**STATED GOAL:**
Return every line of the data below that includes the string "name".

+++++

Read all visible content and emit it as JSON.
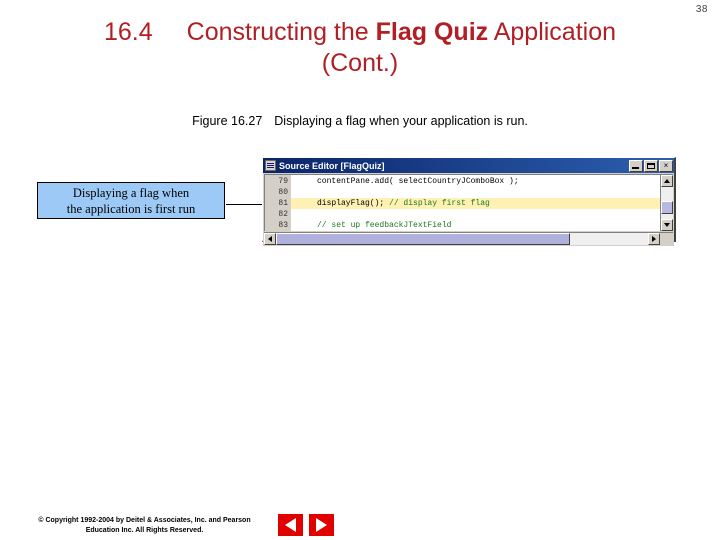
{
  "page": {
    "number": "38"
  },
  "title": {
    "section_number": "16.4",
    "line1_pre": "Constructing the ",
    "line1_strong": "Flag Quiz",
    "line1_post": " Application",
    "line2": "(Cont.)",
    "color": "#B11F24"
  },
  "figure": {
    "label": "Figure 16.27",
    "caption": "Displaying a flag when your application is run."
  },
  "callout": {
    "line1": "Displaying a flag when",
    "line2": "the application is first run",
    "bg_color": "#9CC9F5"
  },
  "editor": {
    "title": "Source Editor [FlagQuiz]",
    "titlebar_icon": "source-editor-icon",
    "window_buttons": [
      {
        "name": "minimize-button",
        "glyph": ""
      },
      {
        "name": "maximize-button",
        "glyph": ""
      },
      {
        "name": "close-button",
        "glyph": "×"
      }
    ],
    "lines": [
      {
        "number": "79",
        "code": "contentPane.add( selectCountryJComboBox );",
        "highlighted": false,
        "comment": ""
      },
      {
        "number": "80",
        "code": "",
        "highlighted": false,
        "comment": ""
      },
      {
        "number": "81",
        "code": "displayFlag(); ",
        "comment": "// display first flag",
        "highlighted": true
      },
      {
        "number": "82",
        "code": "",
        "highlighted": false,
        "comment": ""
      },
      {
        "number": "83",
        "code": "",
        "comment": "// set up feedbackJTextField",
        "highlighted": false
      }
    ],
    "highlight_color": "#FFF0B3",
    "comment_color": "#1B7A1B",
    "scroll": {
      "vertical_up": "scroll-up-arrow",
      "vertical_down": "scroll-down-arrow",
      "horizontal_left": "scroll-left-arrow",
      "horizontal_right": "scroll-right-arrow"
    }
  },
  "footer": {
    "copyright_line1": "© Copyright 1992-2004 by Deitel & Associates, Inc. and Pearson",
    "copyright_line2": "Education Inc. All Rights Reserved.",
    "nav_prev": "previous-slide-button",
    "nav_next": "next-slide-button",
    "nav_color": "#E00000"
  }
}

+++++

**ANSWER TO THIS PROBLEM:**
        "name": "minimize-button",
        "name": "maximize-button",
        "name": "close-button",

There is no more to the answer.